Below are the records; collect from them each line containing the string "score".

Exercise material ->

* * * *

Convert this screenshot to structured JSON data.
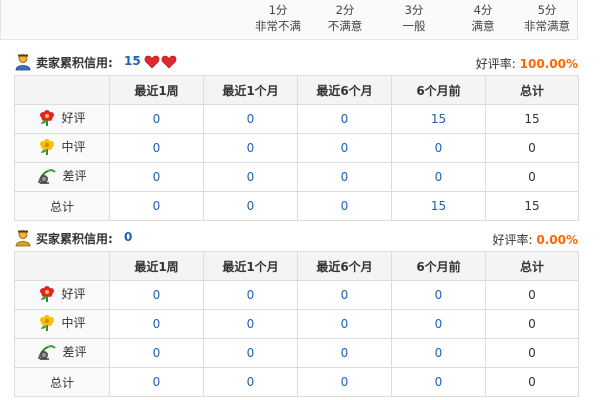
{
  "scale": [
    {
      "score": "1分",
      "label": "非常不满"
    },
    {
      "score": "2分",
      "label": "不满意"
    },
    {
      "score": "3分",
      "label": "一般"
    },
    {
      "score": "4分",
      "label": "满意"
    },
    {
      "score": "5分",
      "label": "非常满意"
    }
  ],
  "seller": {
    "title": "卖家累积信用:",
    "credit": "15",
    "rate_label": "好评率:",
    "rate_value": "100.00%",
    "columns": [
      "最近1周",
      "最近1个月",
      "最近6个月",
      "6个月前",
      "总计"
    ],
    "rows": [
      {
        "label": "好评",
        "icon": "red-flower-icon",
        "values": [
          "0",
          "0",
          "0",
          "15",
          "15"
        ]
      },
      {
        "label": "中评",
        "icon": "yellow-flower-icon",
        "values": [
          "0",
          "0",
          "0",
          "0",
          "0"
        ]
      },
      {
        "label": "差评",
        "icon": "bad-rating-icon",
        "values": [
          "0",
          "0",
          "0",
          "0",
          "0"
        ]
      },
      {
        "label": "总计",
        "icon": "",
        "values": [
          "0",
          "0",
          "0",
          "15",
          "15"
        ]
      }
    ]
  },
  "buyer": {
    "title": "买家累积信用:",
    "credit": "0",
    "rate_label": "好评率:",
    "rate_value": "0.00%",
    "columns": [
      "最近1周",
      "最近1个月",
      "最近6个月",
      "6个月前",
      "总计"
    ],
    "rows": [
      {
        "label": "好评",
        "icon": "red-flower-icon",
        "values": [
          "0",
          "0",
          "0",
          "0",
          "0"
        ]
      },
      {
        "label": "中评",
        "icon": "yellow-flower-icon",
        "values": [
          "0",
          "0",
          "0",
          "0",
          "0"
        ]
      },
      {
        "label": "差评",
        "icon": "bad-rating-icon",
        "values": [
          "0",
          "0",
          "0",
          "0",
          "0"
        ]
      },
      {
        "label": "总计",
        "icon": "",
        "values": [
          "0",
          "0",
          "0",
          "0",
          "0"
        ]
      }
    ]
  },
  "colors": {
    "link_blue": "#1f62b5",
    "accent_orange": "#ff6600",
    "heart_red": "#e2272d"
  }
}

* * * *

Exercise output ->
      "score": "1分",
      "score": "2分",
      "score": "3分",
      "score": "4分",
      "score": "5分",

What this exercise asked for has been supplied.